DATASET CONTENT:
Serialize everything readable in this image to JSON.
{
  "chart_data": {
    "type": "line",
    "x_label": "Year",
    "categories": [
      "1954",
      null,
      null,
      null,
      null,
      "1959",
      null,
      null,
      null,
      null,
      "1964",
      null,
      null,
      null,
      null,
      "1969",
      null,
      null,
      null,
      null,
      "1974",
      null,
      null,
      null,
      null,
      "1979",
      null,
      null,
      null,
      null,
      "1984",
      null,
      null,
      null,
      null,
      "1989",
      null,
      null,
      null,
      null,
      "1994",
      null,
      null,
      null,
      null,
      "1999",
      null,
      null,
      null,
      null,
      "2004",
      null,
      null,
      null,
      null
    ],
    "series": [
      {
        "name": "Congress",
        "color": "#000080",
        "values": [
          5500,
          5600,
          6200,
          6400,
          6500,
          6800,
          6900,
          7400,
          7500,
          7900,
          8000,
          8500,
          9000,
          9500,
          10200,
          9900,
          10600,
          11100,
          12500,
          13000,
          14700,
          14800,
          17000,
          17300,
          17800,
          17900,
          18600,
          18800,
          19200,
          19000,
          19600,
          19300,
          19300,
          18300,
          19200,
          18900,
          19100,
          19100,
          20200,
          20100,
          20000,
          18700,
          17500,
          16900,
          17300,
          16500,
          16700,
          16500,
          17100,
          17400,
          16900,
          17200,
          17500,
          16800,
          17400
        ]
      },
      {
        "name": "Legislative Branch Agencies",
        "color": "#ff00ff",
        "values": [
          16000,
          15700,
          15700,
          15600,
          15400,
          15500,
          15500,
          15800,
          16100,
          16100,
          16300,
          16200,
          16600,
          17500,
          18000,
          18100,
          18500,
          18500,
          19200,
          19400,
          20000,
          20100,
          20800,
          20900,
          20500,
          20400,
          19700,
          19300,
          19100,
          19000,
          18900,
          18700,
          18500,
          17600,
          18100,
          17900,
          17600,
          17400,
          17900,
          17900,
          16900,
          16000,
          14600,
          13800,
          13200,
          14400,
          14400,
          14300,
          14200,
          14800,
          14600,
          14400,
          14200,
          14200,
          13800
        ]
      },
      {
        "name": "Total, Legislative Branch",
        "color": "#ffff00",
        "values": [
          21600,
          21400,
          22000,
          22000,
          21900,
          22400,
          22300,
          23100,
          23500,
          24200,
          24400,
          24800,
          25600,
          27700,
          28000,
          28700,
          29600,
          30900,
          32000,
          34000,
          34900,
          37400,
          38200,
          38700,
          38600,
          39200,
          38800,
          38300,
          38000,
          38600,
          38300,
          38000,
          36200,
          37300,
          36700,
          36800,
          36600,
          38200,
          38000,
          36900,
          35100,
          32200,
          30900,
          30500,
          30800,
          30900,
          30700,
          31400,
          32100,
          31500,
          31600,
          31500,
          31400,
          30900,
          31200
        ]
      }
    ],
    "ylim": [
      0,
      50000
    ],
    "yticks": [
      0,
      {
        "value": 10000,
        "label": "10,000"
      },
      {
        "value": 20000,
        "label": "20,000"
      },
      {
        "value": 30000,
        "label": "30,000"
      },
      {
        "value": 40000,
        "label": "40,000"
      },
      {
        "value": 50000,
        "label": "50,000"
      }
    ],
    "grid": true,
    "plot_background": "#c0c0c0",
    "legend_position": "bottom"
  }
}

WRITTEN INSTRUCTION: Can you reproduce all the material exactly?

WRITTEN ANSWER:
Serialize everything readable in this image to JSON.
{
  "chart_data": {
    "type": "line",
    "x_label": "Year",
    "categories": [
      "1954",
      null,
      null,
      null,
      null,
      "1959",
      null,
      null,
      null,
      null,
      "1964",
      null,
      null,
      null,
      null,
      "1969",
      null,
      null,
      null,
      null,
      "1974",
      null,
      null,
      null,
      null,
      "1979",
      null,
      null,
      null,
      null,
      "1984",
      null,
      null,
      null,
      null,
      "1989",
      null,
      null,
      null,
      null,
      "1994",
      null,
      null,
      null,
      null,
      "1999",
      null,
      null,
      null,
      null,
      "2004",
      null,
      null,
      null,
      null
    ],
    "series": [
      {
        "name": "Congress",
        "color": "#000080",
        "values": [
          5500,
          5600,
          6200,
          6400,
          6500,
          6800,
          6900,
          7400,
          7500,
          7900,
          8000,
          8500,
          9000,
          9500,
          10200,
          9900,
          10600,
          11100,
          12500,
          13000,
          14700,
          14800,
          17000,
          17300,
          17800,
          17900,
          18600,
          18800,
          19200,
          19000,
          19600,
          19300,
          19300,
          18300,
          19200,
          18900,
          19100,
          19100,
          20200,
          20100,
          20000,
          18700,
          17500,
          16900,
          17300,
          16500,
          16700,
          16500,
          17100,
          17400,
          16900,
          17200,
          17500,
          16800,
          17400
        ]
      },
      {
        "name": "Legislative Branch Agencies",
        "color": "#ff00ff",
        "values": [
          16000,
          15700,
          15700,
          15600,
          15400,
          15500,
          15500,
          15800,
          16100,
          16100,
          16300,
          16200,
          16600,
          17500,
          18000,
          18100,
          18500,
          18500,
          19200,
          19400,
          20000,
          20100,
          20800,
          20900,
          20500,
          20400,
          19700,
          19300,
          19100,
          19000,
          18900,
          18700,
          18500,
          17600,
          18100,
          17900,
          17600,
          17400,
          17900,
          17900,
          16900,
          16000,
          14600,
          13800,
          13200,
          14400,
          14400,
          14300,
          14200,
          14800,
          14600,
          14400,
          14200,
          14200,
          13800
        ]
      },
      {
        "name": "Total, Legislative Branch",
        "color": "#ffff00",
        "values": [
          21600,
          21400,
          22000,
          22000,
          21900,
          22400,
          22300,
          23100,
          23500,
          24200,
          24400,
          24800,
          25600,
          27700,
          28000,
          28700,
          29600,
          30900,
          32000,
          34000,
          34900,
          37400,
          38200,
          38700,
          38600,
          39200,
          38800,
          38300,
          38000,
          38600,
          38300,
          38000,
          36200,
          37300,
          36700,
          36800,
          36600,
          38200,
          38000,
          36900,
          35100,
          32200,
          30900,
          30500,
          30800,
          30900,
          30700,
          31400,
          32100,
          31500,
          31600,
          31500,
          31400,
          30900,
          31200
        ]
      }
    ],
    "ylim": [
      0,
      50000
    ],
    "yticks": [
      0,
      {
        "value": 10000,
        "label": "10,000"
      },
      {
        "value": 20000,
        "label": "20,000"
      },
      {
        "value": 30000,
        "label": "30,000"
      },
      {
        "value": 40000,
        "label": "40,000"
      },
      {
        "value": 50000,
        "label": "50,000"
      }
    ],
    "grid": true,
    "plot_background": "#c0c0c0",
    "legend_position": "bottom"
  }
}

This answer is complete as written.